Task requirements: Exact reproduction is required for all entries.

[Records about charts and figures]
═══
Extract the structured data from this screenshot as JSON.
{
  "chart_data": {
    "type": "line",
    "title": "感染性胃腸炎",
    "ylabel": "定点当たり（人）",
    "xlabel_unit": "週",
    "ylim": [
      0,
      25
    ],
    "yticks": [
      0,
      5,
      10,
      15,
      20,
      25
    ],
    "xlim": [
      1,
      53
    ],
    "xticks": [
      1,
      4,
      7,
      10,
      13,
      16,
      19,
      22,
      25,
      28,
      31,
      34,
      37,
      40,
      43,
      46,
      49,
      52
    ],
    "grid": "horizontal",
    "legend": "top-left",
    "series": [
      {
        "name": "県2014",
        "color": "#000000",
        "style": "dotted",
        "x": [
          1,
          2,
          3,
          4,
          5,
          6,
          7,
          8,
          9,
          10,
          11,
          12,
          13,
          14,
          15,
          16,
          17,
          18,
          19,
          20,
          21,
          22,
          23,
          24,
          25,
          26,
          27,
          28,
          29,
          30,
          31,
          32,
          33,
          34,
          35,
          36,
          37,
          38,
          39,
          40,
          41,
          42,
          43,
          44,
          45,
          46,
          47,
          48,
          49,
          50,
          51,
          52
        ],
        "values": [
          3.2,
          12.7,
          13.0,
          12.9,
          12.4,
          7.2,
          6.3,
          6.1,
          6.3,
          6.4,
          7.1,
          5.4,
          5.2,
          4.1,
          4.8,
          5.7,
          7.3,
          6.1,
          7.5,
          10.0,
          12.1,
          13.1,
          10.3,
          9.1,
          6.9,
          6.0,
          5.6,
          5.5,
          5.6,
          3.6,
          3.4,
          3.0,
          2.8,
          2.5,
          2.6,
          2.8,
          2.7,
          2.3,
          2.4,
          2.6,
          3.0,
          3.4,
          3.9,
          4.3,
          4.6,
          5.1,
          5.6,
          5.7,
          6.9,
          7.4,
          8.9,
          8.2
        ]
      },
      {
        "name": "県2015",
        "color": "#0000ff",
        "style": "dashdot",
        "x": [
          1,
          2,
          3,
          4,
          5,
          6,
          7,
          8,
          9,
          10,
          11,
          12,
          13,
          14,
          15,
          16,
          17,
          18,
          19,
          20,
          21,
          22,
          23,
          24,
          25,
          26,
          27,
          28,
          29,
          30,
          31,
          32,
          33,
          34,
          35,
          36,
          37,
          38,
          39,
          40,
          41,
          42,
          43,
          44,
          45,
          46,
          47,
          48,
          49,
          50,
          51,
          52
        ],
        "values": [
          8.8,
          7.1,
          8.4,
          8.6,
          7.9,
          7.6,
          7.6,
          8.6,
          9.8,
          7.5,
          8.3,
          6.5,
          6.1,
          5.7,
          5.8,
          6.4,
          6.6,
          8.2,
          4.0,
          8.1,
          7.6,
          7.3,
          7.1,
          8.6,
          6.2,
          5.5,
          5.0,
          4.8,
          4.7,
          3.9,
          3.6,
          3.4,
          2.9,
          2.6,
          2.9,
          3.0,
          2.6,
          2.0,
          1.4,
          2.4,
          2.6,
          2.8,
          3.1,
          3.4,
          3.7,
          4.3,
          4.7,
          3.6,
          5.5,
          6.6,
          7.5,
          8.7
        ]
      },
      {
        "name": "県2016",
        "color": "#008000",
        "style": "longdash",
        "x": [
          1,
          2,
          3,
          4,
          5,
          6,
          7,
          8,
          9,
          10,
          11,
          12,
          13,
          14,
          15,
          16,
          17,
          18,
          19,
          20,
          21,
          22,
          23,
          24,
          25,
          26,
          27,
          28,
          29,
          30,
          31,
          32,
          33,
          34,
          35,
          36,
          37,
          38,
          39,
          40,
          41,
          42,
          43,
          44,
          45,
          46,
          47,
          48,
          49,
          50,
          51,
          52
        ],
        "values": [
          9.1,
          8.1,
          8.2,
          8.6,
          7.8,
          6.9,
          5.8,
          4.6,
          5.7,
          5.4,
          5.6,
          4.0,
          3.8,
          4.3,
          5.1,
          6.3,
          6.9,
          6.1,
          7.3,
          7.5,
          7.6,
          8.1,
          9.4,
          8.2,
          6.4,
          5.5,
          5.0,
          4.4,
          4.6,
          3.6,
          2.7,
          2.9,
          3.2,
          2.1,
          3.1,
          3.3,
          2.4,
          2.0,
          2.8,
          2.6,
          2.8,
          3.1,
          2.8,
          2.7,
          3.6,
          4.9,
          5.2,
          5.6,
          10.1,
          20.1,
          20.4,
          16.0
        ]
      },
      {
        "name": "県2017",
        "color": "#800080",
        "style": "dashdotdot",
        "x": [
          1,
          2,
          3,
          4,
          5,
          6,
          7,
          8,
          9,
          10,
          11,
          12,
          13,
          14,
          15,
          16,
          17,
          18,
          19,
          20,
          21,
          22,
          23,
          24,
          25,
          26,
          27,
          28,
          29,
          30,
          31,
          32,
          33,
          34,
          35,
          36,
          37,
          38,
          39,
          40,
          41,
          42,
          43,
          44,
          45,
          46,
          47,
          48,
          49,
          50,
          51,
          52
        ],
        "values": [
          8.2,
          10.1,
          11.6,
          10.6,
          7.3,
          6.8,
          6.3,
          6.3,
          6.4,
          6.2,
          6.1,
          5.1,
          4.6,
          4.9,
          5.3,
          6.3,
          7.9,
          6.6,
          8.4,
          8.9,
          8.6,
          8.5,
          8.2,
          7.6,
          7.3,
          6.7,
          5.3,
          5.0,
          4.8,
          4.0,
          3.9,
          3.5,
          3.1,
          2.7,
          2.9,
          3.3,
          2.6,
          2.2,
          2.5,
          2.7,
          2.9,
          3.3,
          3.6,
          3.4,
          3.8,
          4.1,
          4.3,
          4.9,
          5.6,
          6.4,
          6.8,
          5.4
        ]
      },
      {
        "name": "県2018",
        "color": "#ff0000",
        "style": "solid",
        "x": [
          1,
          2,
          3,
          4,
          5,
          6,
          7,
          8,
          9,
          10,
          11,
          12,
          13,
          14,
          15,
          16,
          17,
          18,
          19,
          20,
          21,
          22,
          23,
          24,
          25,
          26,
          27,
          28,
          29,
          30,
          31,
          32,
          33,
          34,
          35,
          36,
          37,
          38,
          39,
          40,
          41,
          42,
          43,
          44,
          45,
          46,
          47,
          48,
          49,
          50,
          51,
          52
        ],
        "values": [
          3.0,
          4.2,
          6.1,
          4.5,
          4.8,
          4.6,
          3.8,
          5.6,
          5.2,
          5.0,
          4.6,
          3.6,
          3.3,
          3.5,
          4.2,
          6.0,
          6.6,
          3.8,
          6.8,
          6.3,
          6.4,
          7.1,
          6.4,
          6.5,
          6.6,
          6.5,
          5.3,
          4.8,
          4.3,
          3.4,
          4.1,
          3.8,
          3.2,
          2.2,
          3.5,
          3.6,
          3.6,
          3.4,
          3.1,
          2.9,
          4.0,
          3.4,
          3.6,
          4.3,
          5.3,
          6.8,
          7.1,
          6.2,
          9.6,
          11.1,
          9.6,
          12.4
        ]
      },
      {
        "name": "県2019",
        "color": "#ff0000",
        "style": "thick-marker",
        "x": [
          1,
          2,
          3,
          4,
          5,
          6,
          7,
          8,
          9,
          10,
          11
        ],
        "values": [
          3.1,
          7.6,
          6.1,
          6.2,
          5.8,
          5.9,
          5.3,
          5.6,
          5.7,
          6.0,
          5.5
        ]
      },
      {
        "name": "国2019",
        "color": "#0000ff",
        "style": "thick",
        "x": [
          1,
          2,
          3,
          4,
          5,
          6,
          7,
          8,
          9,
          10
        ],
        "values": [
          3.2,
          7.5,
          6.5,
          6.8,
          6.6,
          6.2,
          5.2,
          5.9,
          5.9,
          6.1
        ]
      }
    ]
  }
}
═══
Correct answer:
Extract the structured data from this screenshot as JSON.
{
  "chart_data": {
    "type": "line",
    "title": "感染性胃腸炎",
    "ylabel": "定点当たり（人）",
    "xlabel_unit": "週",
    "ylim": [
      0,
      25
    ],
    "yticks": [
      0,
      5,
      10,
      15,
      20,
      25
    ],
    "xlim": [
      1,
      53
    ],
    "xticks": [
      1,
      4,
      7,
      10,
      13,
      16,
      19,
      22,
      25,
      28,
      31,
      34,
      37,
      40,
      43,
      46,
      49,
      52
    ],
    "grid": "horizontal",
    "legend": "top-left",
    "series": [
      {
        "name": "県2014",
        "color": "#000000",
        "style": "dotted",
        "x": [
          1,
          2,
          3,
          4,
          5,
          6,
          7,
          8,
          9,
          10,
          11,
          12,
          13,
          14,
          15,
          16,
          17,
          18,
          19,
          20,
          21,
          22,
          23,
          24,
          25,
          26,
          27,
          28,
          29,
          30,
          31,
          32,
          33,
          34,
          35,
          36,
          37,
          38,
          39,
          40,
          41,
          42,
          43,
          44,
          45,
          46,
          47,
          48,
          49,
          50,
          51,
          52
        ],
        "values": [
          3.2,
          12.7,
          13.0,
          12.9,
          12.4,
          7.2,
          6.3,
          6.1,
          6.3,
          6.4,
          7.1,
          5.4,
          5.2,
          4.1,
          4.8,
          5.7,
          7.3,
          6.1,
          7.5,
          10.0,
          12.1,
          13.1,
          10.3,
          9.1,
          6.9,
          6.0,
          5.6,
          5.5,
          5.6,
          3.6,
          3.4,
          3.0,
          2.8,
          2.5,
          2.6,
          2.8,
          2.7,
          2.3,
          2.4,
          2.6,
          3.0,
          3.4,
          3.9,
          4.3,
          4.6,
          5.1,
          5.6,
          5.7,
          6.9,
          7.4,
          8.9,
          8.2
        ]
      },
      {
        "name": "県2015",
        "color": "#0000ff",
        "style": "dashdot",
        "x": [
          1,
          2,
          3,
          4,
          5,
          6,
          7,
          8,
          9,
          10,
          11,
          12,
          13,
          14,
          15,
          16,
          17,
          18,
          19,
          20,
          21,
          22,
          23,
          24,
          25,
          26,
          27,
          28,
          29,
          30,
          31,
          32,
          33,
          34,
          35,
          36,
          37,
          38,
          39,
          40,
          41,
          42,
          43,
          44,
          45,
          46,
          47,
          48,
          49,
          50,
          51,
          52
        ],
        "values": [
          8.8,
          7.1,
          8.4,
          8.6,
          7.9,
          7.6,
          7.6,
          8.6,
          9.8,
          7.5,
          8.3,
          6.5,
          6.1,
          5.7,
          5.8,
          6.4,
          6.6,
          8.2,
          4.0,
          8.1,
          7.6,
          7.3,
          7.1,
          8.6,
          6.2,
          5.5,
          5.0,
          4.8,
          4.7,
          3.9,
          3.6,
          3.4,
          2.9,
          2.6,
          2.9,
          3.0,
          2.6,
          2.0,
          1.4,
          2.4,
          2.6,
          2.8,
          3.1,
          3.4,
          3.7,
          4.3,
          4.7,
          3.6,
          5.5,
          6.6,
          7.5,
          8.7
        ]
      },
      {
        "name": "県2016",
        "color": "#008000",
        "style": "longdash",
        "x": [
          1,
          2,
          3,
          4,
          5,
          6,
          7,
          8,
          9,
          10,
          11,
          12,
          13,
          14,
          15,
          16,
          17,
          18,
          19,
          20,
          21,
          22,
          23,
          24,
          25,
          26,
          27,
          28,
          29,
          30,
          31,
          32,
          33,
          34,
          35,
          36,
          37,
          38,
          39,
          40,
          41,
          42,
          43,
          44,
          45,
          46,
          47,
          48,
          49,
          50,
          51,
          52
        ],
        "values": [
          9.1,
          8.1,
          8.2,
          8.6,
          7.8,
          6.9,
          5.8,
          4.6,
          5.7,
          5.4,
          5.6,
          4.0,
          3.8,
          4.3,
          5.1,
          6.3,
          6.9,
          6.1,
          7.3,
          7.5,
          7.6,
          8.1,
          9.4,
          8.2,
          6.4,
          5.5,
          5.0,
          4.4,
          4.6,
          3.6,
          2.7,
          2.9,
          3.2,
          2.1,
          3.1,
          3.3,
          2.4,
          2.0,
          2.8,
          2.6,
          2.8,
          3.1,
          2.8,
          2.7,
          3.6,
          4.9,
          5.2,
          5.6,
          10.1,
          20.1,
          20.4,
          16.0
        ]
      },
      {
        "name": "県2017",
        "color": "#800080",
        "style": "dashdotdot",
        "x": [
          1,
          2,
          3,
          4,
          5,
          6,
          7,
          8,
          9,
          10,
          11,
          12,
          13,
          14,
          15,
          16,
          17,
          18,
          19,
          20,
          21,
          22,
          23,
          24,
          25,
          26,
          27,
          28,
          29,
          30,
          31,
          32,
          33,
          34,
          35,
          36,
          37,
          38,
          39,
          40,
          41,
          42,
          43,
          44,
          45,
          46,
          47,
          48,
          49,
          50,
          51,
          52
        ],
        "values": [
          8.2,
          10.1,
          11.6,
          10.6,
          7.3,
          6.8,
          6.3,
          6.3,
          6.4,
          6.2,
          6.1,
          5.1,
          4.6,
          4.9,
          5.3,
          6.3,
          7.9,
          6.6,
          8.4,
          8.9,
          8.6,
          8.5,
          8.2,
          7.6,
          7.3,
          6.7,
          5.3,
          5.0,
          4.8,
          4.0,
          3.9,
          3.5,
          3.1,
          2.7,
          2.9,
          3.3,
          2.6,
          2.2,
          2.5,
          2.7,
          2.9,
          3.3,
          3.6,
          3.4,
          3.8,
          4.1,
          4.3,
          4.9,
          5.6,
          6.4,
          6.8,
          5.4
        ]
      },
      {
        "name": "県2018",
        "color": "#ff0000",
        "style": "solid",
        "x": [
          1,
          2,
          3,
          4,
          5,
          6,
          7,
          8,
          9,
          10,
          11,
          12,
          13,
          14,
          15,
          16,
          17,
          18,
          19,
          20,
          21,
          22,
          23,
          24,
          25,
          26,
          27,
          28,
          29,
          30,
          31,
          32,
          33,
          34,
          35,
          36,
          37,
          38,
          39,
          40,
          41,
          42,
          43,
          44,
          45,
          46,
          47,
          48,
          49,
          50,
          51,
          52
        ],
        "values": [
          3.0,
          4.2,
          6.1,
          4.5,
          4.8,
          4.6,
          3.8,
          5.6,
          5.2,
          5.0,
          4.6,
          3.6,
          3.3,
          3.5,
          4.2,
          6.0,
          6.6,
          3.8,
          6.8,
          6.3,
          6.4,
          7.1,
          6.4,
          6.5,
          6.6,
          6.5,
          5.3,
          4.8,
          4.3,
          3.4,
          4.1,
          3.8,
          3.2,
          2.2,
          3.5,
          3.6,
          3.6,
          3.4,
          3.1,
          2.9,
          4.0,
          3.4,
          3.6,
          4.3,
          5.3,
          6.8,
          7.1,
          6.2,
          9.6,
          11.1,
          9.6,
          12.4
        ]
      },
      {
        "name": "県2019",
        "color": "#ff0000",
        "style": "thick-marker",
        "x": [
          1,
          2,
          3,
          4,
          5,
          6,
          7,
          8,
          9,
          10,
          11
        ],
        "values": [
          3.1,
          7.6,
          6.1,
          6.2,
          5.8,
          5.9,
          5.3,
          5.6,
          5.7,
          6.0,
          5.5
        ]
      },
      {
        "name": "国2019",
        "color": "#0000ff",
        "style": "thick",
        "x": [
          1,
          2,
          3,
          4,
          5,
          6,
          7,
          8,
          9,
          10
        ],
        "values": [
          3.2,
          7.5,
          6.5,
          6.8,
          6.6,
          6.2,
          5.2,
          5.9,
          5.9,
          6.1
        ]
      }
    ]
  }
}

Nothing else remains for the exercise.